### Input records
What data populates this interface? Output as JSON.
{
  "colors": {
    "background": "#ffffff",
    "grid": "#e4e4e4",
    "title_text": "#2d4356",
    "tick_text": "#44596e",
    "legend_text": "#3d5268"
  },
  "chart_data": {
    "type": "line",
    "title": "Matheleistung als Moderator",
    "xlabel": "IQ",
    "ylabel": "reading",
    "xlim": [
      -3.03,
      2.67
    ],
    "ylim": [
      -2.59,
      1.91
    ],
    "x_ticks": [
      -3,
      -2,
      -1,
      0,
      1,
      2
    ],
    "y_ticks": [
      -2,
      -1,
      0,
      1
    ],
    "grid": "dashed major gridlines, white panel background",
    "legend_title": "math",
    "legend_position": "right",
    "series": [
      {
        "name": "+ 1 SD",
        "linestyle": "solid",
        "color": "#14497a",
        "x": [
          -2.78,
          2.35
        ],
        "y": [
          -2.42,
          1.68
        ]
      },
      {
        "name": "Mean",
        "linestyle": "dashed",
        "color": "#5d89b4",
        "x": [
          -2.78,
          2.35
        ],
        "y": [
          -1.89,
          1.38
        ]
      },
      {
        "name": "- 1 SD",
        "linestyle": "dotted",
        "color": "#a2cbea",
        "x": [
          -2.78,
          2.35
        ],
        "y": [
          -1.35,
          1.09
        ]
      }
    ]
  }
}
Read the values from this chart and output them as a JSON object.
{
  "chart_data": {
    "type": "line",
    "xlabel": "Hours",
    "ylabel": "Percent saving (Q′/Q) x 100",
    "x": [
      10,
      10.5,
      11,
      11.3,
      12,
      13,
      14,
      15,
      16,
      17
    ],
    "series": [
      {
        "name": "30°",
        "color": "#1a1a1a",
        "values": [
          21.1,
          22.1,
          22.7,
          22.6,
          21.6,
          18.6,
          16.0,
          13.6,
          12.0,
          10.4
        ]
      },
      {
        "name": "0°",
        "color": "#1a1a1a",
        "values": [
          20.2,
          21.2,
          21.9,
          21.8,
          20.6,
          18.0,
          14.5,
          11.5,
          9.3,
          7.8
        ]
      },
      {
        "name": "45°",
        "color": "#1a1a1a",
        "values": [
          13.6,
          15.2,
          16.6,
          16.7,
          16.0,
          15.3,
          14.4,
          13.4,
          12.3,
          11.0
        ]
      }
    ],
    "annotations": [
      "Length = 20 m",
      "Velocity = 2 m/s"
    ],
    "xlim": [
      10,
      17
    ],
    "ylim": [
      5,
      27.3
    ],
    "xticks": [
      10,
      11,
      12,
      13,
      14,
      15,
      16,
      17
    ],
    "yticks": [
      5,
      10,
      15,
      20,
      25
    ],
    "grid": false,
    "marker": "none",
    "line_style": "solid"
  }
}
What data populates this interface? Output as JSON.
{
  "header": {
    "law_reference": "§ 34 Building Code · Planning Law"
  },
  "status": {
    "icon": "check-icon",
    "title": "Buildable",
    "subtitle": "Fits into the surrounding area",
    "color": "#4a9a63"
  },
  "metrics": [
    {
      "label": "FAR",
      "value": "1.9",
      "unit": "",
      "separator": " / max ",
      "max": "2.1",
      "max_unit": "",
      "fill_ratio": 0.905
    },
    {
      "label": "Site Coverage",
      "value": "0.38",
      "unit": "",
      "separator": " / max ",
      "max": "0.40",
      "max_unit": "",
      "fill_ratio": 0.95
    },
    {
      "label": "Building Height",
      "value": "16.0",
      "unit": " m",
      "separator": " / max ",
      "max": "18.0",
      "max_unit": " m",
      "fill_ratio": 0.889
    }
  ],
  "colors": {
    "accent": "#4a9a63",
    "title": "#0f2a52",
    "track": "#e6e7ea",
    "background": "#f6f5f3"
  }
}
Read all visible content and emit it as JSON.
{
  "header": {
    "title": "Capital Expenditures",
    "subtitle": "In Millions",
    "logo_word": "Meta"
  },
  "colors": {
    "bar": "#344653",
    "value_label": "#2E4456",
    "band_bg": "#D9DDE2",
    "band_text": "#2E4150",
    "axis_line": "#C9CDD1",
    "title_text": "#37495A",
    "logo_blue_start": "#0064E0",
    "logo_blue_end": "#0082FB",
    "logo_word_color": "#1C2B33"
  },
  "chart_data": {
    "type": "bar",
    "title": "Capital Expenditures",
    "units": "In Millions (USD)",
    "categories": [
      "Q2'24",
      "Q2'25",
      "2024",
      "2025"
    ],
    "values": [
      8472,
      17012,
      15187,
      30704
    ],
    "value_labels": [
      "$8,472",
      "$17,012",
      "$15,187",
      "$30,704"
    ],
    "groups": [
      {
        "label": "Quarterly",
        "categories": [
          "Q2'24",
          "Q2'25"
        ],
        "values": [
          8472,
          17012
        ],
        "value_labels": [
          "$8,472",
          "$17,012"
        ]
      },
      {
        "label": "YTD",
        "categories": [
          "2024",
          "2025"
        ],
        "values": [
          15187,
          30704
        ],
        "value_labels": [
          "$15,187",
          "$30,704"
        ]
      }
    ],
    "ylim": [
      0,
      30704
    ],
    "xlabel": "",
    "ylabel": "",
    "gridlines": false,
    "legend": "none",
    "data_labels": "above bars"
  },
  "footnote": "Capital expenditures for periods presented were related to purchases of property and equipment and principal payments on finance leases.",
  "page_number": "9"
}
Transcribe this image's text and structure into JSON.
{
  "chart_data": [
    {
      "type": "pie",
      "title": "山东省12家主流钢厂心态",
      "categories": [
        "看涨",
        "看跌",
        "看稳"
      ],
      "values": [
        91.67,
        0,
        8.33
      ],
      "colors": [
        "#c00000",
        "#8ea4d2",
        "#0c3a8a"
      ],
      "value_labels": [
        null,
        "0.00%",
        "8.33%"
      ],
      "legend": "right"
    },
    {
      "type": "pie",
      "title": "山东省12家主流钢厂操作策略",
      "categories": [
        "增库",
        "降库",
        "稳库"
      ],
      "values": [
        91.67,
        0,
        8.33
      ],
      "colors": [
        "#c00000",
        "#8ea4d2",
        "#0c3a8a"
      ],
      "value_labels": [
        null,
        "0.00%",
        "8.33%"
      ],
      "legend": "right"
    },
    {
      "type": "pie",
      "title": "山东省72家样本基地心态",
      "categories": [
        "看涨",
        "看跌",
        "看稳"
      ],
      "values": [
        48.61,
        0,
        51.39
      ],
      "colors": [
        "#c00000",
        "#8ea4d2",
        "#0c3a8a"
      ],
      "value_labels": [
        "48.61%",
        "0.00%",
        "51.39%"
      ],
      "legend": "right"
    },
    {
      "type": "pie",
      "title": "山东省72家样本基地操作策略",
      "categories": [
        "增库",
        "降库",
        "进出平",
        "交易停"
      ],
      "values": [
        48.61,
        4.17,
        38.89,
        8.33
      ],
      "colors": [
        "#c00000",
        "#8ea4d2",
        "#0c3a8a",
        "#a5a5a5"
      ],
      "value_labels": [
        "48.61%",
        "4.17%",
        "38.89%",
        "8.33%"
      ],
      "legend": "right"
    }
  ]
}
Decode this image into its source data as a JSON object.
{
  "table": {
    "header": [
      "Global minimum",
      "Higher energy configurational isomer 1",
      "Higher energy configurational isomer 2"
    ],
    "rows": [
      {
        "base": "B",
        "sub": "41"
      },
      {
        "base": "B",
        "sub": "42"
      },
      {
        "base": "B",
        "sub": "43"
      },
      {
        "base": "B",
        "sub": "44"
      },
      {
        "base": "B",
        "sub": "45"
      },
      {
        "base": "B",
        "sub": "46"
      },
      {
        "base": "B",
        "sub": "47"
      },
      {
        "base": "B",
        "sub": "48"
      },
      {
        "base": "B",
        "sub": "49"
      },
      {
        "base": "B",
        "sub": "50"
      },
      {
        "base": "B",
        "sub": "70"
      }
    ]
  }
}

### Brief
The records above need to be transcribed in full. Keep every character unchanged.

### The result
What data populates this interface? Output as JSON.
{
  "colors": {
    "background": "#ffffff",
    "grid": "#e4e4e4",
    "title_text": "#2d4356",
    "tick_text": "#44596e",
    "legend_text": "#3d5268"
  },
  "chart_data": {
    "type": "line",
    "title": "Matheleistung als Moderator",
    "xlabel": "IQ",
    "ylabel": "reading",
    "xlim": [
      -3.03,
      2.67
    ],
    "ylim": [
      -2.59,
      1.91
    ],
    "x_ticks": [
      -3,
      -2,
      -1,
      0,
      1,
      2
    ],
    "y_ticks": [
      -2,
      -1,
      0,
      1
    ],
    "grid": "dashed major gridlines, white panel background",
    "legend_title": "math",
    "legend_position": "right",
    "series": [
      {
        "name": "+ 1 SD",
        "linestyle": "solid",
        "color": "#14497a",
        "x": [
          -2.78,
          2.35
        ],
        "y": [
          -2.42,
          1.68
        ]
      },
      {
        "name": "Mean",
        "linestyle": "dashed",
        "color": "#5d89b4",
        "x": [
          -2.78,
          2.35
        ],
        "y": [
          -1.89,
          1.38
        ]
      },
      {
        "name": "- 1 SD",
        "linestyle": "dotted",
        "color": "#a2cbea",
        "x": [
          -2.78,
          2.35
        ],
        "y": [
          -1.35,
          1.09
        ]
      }
    ]
  }
}
Read the values from this chart and output them as a JSON object.
{
  "chart_data": {
    "type": "line",
    "xlabel": "Hours",
    "ylabel": "Percent saving (Q′/Q) x 100",
    "x": [
      10,
      10.5,
      11,
      11.3,
      12,
      13,
      14,
      15,
      16,
      17
    ],
    "series": [
      {
        "name": "30°",
        "color": "#1a1a1a",
        "values": [
          21.1,
          22.1,
          22.7,
          22.6,
          21.6,
          18.6,
          16.0,
          13.6,
          12.0,
          10.4
        ]
      },
      {
        "name": "0°",
        "color": "#1a1a1a",
        "values": [
          20.2,
          21.2,
          21.9,
          21.8,
          20.6,
          18.0,
          14.5,
          11.5,
          9.3,
          7.8
        ]
      },
      {
        "name": "45°",
        "color": "#1a1a1a",
        "values": [
          13.6,
          15.2,
          16.6,
          16.7,
          16.0,
          15.3,
          14.4,
          13.4,
          12.3,
          11.0
        ]
      }
    ],
    "annotations": [
      "Length = 20 m",
      "Velocity = 2 m/s"
    ],
    "xlim": [
      10,
      17
    ],
    "ylim": [
      5,
      27.3
    ],
    "xticks": [
      10,
      11,
      12,
      13,
      14,
      15,
      16,
      17
    ],
    "yticks": [
      5,
      10,
      15,
      20,
      25
    ],
    "grid": false,
    "marker": "none",
    "line_style": "solid"
  }
}
What data populates this interface? Output as JSON.
{
  "header": {
    "law_reference": "§ 34 Building Code · Planning Law"
  },
  "status": {
    "icon": "check-icon",
    "title": "Buildable",
    "subtitle": "Fits into the surrounding area",
    "color": "#4a9a63"
  },
  "metrics": [
    {
      "label": "FAR",
      "value": "1.9",
      "unit": "",
      "separator": " / max ",
      "max": "2.1",
      "max_unit": "",
      "fill_ratio": 0.905
    },
    {
      "label": "Site Coverage",
      "value": "0.38",
      "unit": "",
      "separator": " / max ",
      "max": "0.40",
      "max_unit": "",
      "fill_ratio": 0.95
    },
    {
      "label": "Building Height",
      "value": "16.0",
      "unit": " m",
      "separator": " / max ",
      "max": "18.0",
      "max_unit": " m",
      "fill_ratio": 0.889
    }
  ],
  "colors": {
    "accent": "#4a9a63",
    "title": "#0f2a52",
    "track": "#e6e7ea",
    "background": "#f6f5f3"
  }
}
Read all visible content and emit it as JSON.
{
  "header": {
    "title": "Capital Expenditures",
    "subtitle": "In Millions",
    "logo_word": "Meta"
  },
  "colors": {
    "bar": "#344653",
    "value_label": "#2E4456",
    "band_bg": "#D9DDE2",
    "band_text": "#2E4150",
    "axis_line": "#C9CDD1",
    "title_text": "#37495A",
    "logo_blue_start": "#0064E0",
    "logo_blue_end": "#0082FB",
    "logo_word_color": "#1C2B33"
  },
  "chart_data": {
    "type": "bar",
    "title": "Capital Expenditures",
    "units": "In Millions (USD)",
    "categories": [
      "Q2'24",
      "Q2'25",
      "2024",
      "2025"
    ],
    "values": [
      8472,
      17012,
      15187,
      30704
    ],
    "value_labels": [
      "$8,472",
      "$17,012",
      "$15,187",
      "$30,704"
    ],
    "groups": [
      {
        "label": "Quarterly",
        "categories": [
          "Q2'24",
          "Q2'25"
        ],
        "values": [
          8472,
          17012
        ],
        "value_labels": [
          "$8,472",
          "$17,012"
        ]
      },
      {
        "label": "YTD",
        "categories": [
          "2024",
          "2025"
        ],
        "values": [
          15187,
          30704
        ],
        "value_labels": [
          "$15,187",
          "$30,704"
        ]
      }
    ],
    "ylim": [
      0,
      30704
    ],
    "xlabel": "",
    "ylabel": "",
    "gridlines": false,
    "legend": "none",
    "data_labels": "above bars"
  },
  "footnote": "Capital expenditures for periods presented were related to purchases of property and equipment and principal payments on finance leases.",
  "page_number": "9"
}
Transcribe this image's text and structure into JSON.
{
  "chart_data": [
    {
      "type": "pie",
      "title": "山东省12家主流钢厂心态",
      "categories": [
        "看涨",
        "看跌",
        "看稳"
      ],
      "values": [
        91.67,
        0,
        8.33
      ],
      "colors": [
        "#c00000",
        "#8ea4d2",
        "#0c3a8a"
      ],
      "value_labels": [
        null,
        "0.00%",
        "8.33%"
      ],
      "legend": "right"
    },
    {
      "type": "pie",
      "title": "山东省12家主流钢厂操作策略",
      "categories": [
        "增库",
        "降库",
        "稳库"
      ],
      "values": [
        91.67,
        0,
        8.33
      ],
      "colors": [
        "#c00000",
        "#8ea4d2",
        "#0c3a8a"
      ],
      "value_labels": [
        null,
        "0.00%",
        "8.33%"
      ],
      "legend": "right"
    },
    {
      "type": "pie",
      "title": "山东省72家样本基地心态",
      "categories": [
        "看涨",
        "看跌",
        "看稳"
      ],
      "values": [
        48.61,
        0,
        51.39
      ],
      "colors": [
        "#c00000",
        "#8ea4d2",
        "#0c3a8a"
      ],
      "value_labels": [
        "48.61%",
        "0.00%",
        "51.39%"
      ],
      "legend": "right"
    },
    {
      "type": "pie",
      "title": "山东省72家样本基地操作策略",
      "categories": [
        "增库",
        "降库",
        "进出平",
        "交易停"
      ],
      "values": [
        48.61,
        4.17,
        38.89,
        8.33
      ],
      "colors": [
        "#c00000",
        "#8ea4d2",
        "#0c3a8a",
        "#a5a5a5"
      ],
      "value_labels": [
        "48.61%",
        "4.17%",
        "38.89%",
        "8.33%"
      ],
      "legend": "right"
    }
  ]
}
Decode this image into its source data as a JSON object.
{
  "table": {
    "header": [
      "Global minimum",
      "Higher energy configurational isomer 1",
      "Higher energy configurational isomer 2"
    ],
    "rows": [
      {
        "base": "B",
        "sub": "41"
      },
      {
        "base": "B",
        "sub": "42"
      },
      {
        "base": "B",
        "sub": "43"
      },
      {
        "base": "B",
        "sub": "44"
      },
      {
        "base": "B",
        "sub": "45"
      },
      {
        "base": "B",
        "sub": "46"
      },
      {
        "base": "B",
        "sub": "47"
      },
      {
        "base": "B",
        "sub": "48"
      },
      {
        "base": "B",
        "sub": "49"
      },
      {
        "base": "B",
        "sub": "50"
      },
      {
        "base": "B",
        "sub": "70"
      }
    ]
  }
}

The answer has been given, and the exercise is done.